◆ **Work to do**: Provide the number of lines where the word "aber" occurs, and no other text.
━━ Recorded information ━━
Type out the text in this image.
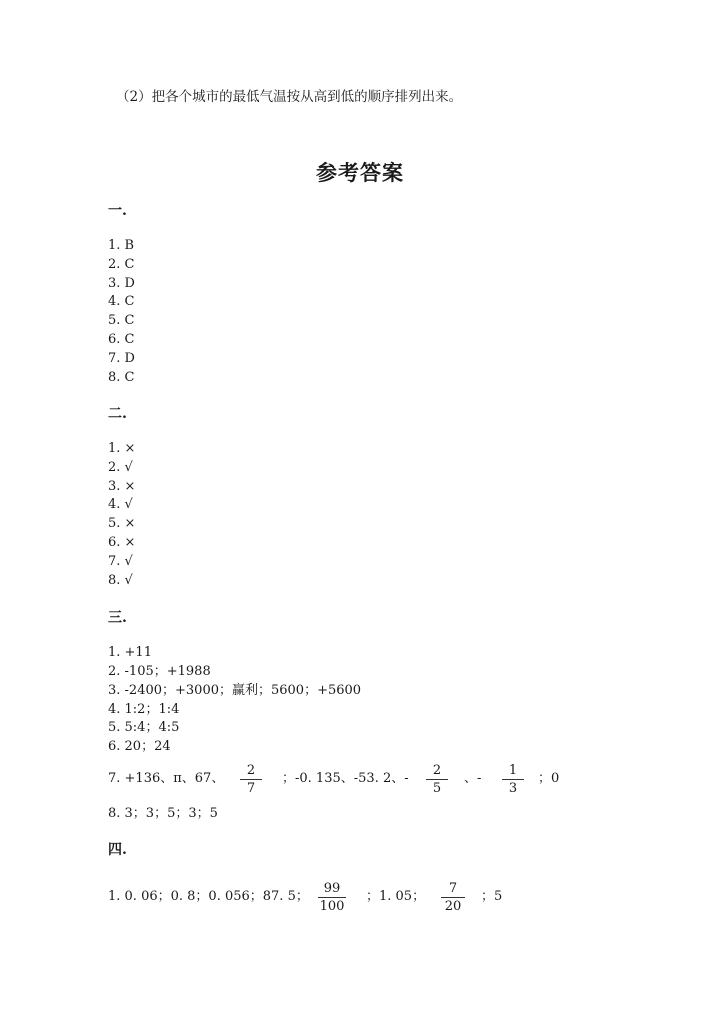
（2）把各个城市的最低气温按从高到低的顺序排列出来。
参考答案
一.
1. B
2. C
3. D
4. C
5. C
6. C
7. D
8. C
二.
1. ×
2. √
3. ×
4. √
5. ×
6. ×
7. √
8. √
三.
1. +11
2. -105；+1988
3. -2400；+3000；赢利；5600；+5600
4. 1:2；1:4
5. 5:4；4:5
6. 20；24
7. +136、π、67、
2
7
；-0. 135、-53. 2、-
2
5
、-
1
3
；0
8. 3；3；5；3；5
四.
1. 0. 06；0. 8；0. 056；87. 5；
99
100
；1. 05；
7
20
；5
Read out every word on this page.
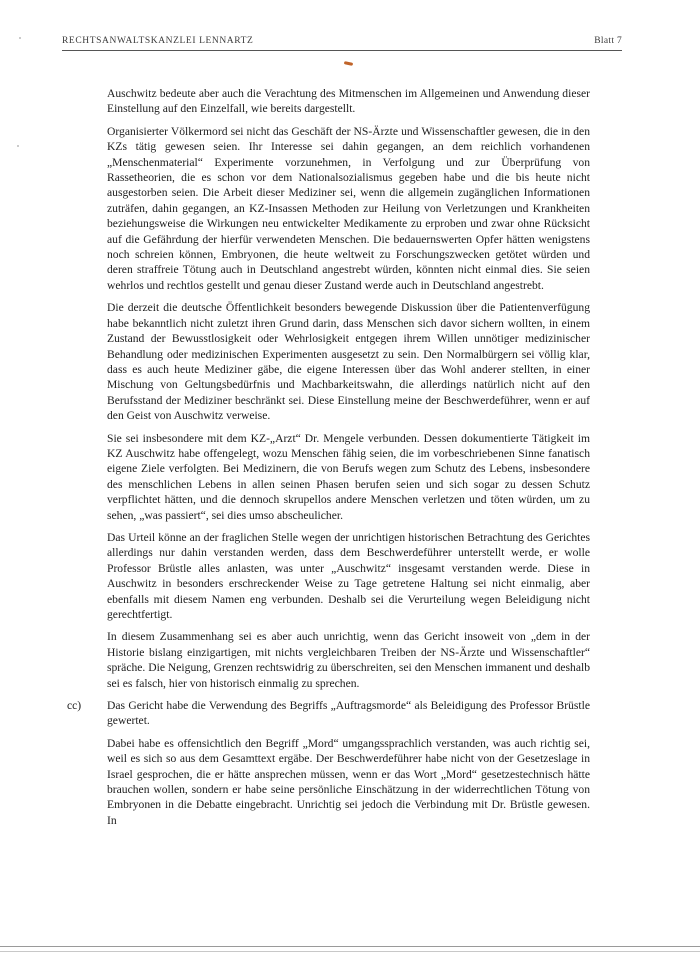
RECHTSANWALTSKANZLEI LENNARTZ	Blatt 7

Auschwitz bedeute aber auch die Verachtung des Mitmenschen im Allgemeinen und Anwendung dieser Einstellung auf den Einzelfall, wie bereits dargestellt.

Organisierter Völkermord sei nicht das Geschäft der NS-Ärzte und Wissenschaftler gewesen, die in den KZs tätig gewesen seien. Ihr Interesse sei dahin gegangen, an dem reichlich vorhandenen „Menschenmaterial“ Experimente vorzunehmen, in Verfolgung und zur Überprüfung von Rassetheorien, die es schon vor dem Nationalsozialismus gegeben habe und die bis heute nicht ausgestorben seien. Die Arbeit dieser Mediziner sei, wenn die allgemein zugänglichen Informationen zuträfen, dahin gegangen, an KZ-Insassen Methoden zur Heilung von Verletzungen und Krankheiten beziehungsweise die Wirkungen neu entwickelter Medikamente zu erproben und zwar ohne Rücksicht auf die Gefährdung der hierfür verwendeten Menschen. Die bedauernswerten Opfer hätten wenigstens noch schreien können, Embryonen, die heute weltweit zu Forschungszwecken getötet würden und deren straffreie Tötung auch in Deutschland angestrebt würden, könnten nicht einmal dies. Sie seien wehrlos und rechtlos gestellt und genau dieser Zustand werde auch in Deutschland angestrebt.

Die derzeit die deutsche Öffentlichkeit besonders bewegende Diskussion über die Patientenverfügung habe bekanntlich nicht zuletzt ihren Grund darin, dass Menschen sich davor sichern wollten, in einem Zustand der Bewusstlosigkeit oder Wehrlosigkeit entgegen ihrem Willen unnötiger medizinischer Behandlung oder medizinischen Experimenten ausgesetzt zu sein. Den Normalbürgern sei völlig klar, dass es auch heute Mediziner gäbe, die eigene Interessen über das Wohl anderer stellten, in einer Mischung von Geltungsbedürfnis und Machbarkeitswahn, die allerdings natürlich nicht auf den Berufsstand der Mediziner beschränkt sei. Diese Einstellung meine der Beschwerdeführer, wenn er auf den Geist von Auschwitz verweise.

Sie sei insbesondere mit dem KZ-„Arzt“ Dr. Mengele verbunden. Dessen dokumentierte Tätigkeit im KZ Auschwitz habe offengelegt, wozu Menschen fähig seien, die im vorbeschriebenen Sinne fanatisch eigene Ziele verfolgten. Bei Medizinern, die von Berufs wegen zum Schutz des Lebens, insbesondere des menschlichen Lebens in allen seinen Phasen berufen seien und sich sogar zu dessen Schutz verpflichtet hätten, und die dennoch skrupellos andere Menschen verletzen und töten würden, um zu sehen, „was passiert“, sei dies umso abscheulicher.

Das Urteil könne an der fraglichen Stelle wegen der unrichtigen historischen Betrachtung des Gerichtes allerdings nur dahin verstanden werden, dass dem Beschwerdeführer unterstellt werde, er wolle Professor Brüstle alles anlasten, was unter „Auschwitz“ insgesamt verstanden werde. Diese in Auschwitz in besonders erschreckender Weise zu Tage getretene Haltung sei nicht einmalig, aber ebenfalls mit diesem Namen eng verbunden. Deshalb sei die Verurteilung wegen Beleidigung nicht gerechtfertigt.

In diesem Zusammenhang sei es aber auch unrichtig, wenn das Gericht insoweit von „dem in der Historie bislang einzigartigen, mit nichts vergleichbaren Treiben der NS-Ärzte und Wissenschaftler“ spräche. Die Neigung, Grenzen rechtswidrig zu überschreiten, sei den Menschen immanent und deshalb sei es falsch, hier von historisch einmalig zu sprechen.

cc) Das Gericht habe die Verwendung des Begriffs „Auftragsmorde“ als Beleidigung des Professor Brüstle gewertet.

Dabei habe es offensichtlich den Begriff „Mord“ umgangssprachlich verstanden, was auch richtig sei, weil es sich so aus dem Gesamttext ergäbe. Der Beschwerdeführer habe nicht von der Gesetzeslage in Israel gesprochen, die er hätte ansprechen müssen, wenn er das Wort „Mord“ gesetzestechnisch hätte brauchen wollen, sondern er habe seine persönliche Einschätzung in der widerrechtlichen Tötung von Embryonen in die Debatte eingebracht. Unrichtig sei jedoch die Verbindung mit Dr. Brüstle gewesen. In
━━━
━━ Recorded information ━━
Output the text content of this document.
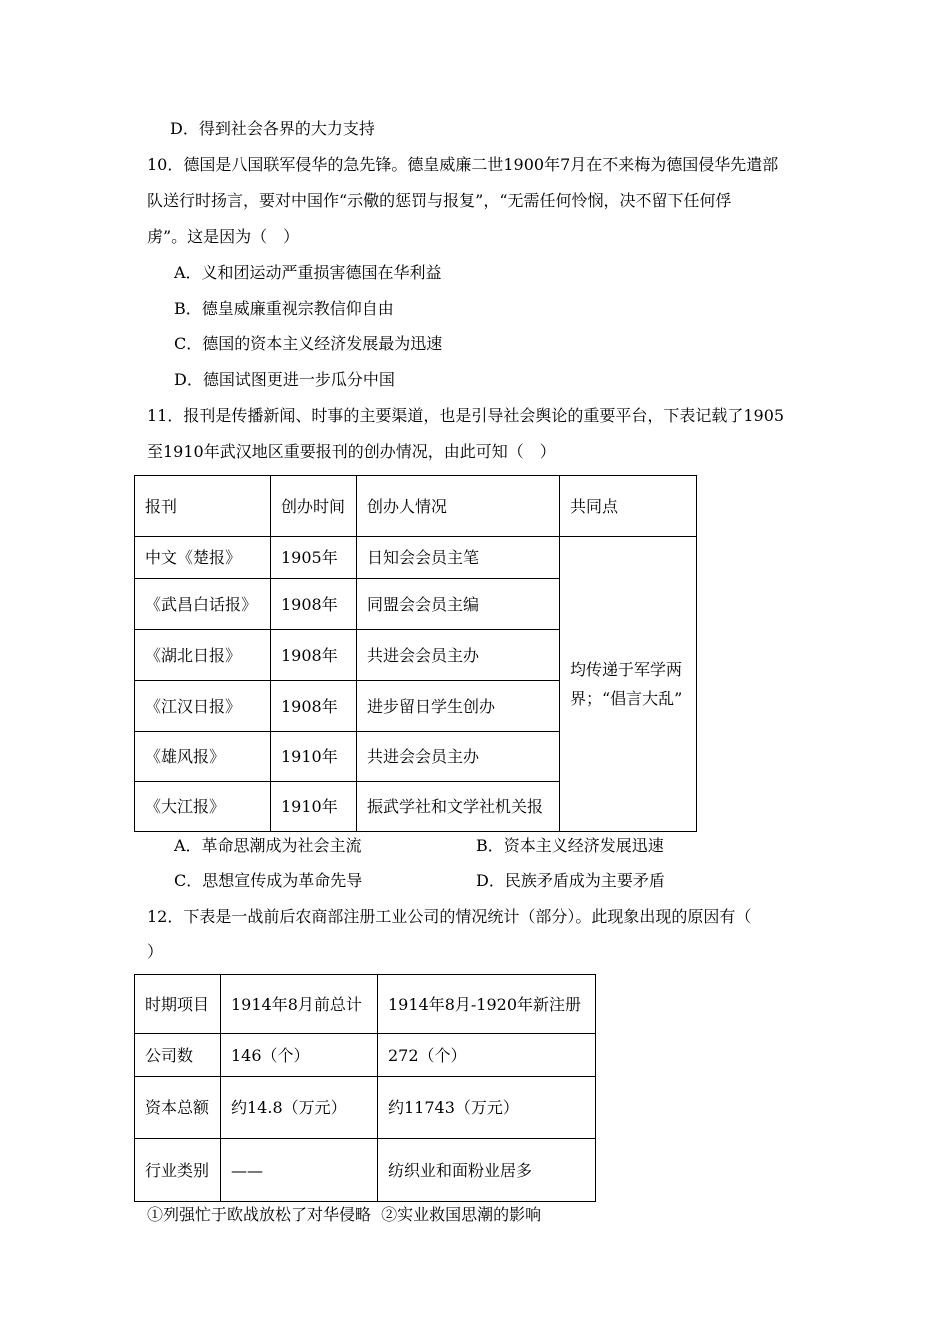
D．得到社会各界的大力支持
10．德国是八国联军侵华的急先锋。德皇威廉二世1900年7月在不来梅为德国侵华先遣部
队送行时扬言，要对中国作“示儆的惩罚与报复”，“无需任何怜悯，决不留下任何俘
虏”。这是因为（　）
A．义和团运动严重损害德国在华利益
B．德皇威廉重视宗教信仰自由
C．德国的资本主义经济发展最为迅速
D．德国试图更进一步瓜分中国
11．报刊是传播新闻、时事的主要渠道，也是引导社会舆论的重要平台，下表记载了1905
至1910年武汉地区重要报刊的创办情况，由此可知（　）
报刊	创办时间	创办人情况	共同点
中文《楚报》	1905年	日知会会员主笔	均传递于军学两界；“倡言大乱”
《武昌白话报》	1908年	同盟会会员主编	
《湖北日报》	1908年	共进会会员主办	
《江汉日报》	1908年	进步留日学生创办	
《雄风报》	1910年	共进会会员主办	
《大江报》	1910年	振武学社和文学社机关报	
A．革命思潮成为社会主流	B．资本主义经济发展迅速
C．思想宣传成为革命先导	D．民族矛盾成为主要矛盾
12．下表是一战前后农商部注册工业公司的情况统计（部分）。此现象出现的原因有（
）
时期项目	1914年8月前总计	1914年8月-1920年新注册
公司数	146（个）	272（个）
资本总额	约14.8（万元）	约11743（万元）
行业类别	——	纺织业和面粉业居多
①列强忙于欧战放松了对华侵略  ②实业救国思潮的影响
━━━
◆ **Result**: 3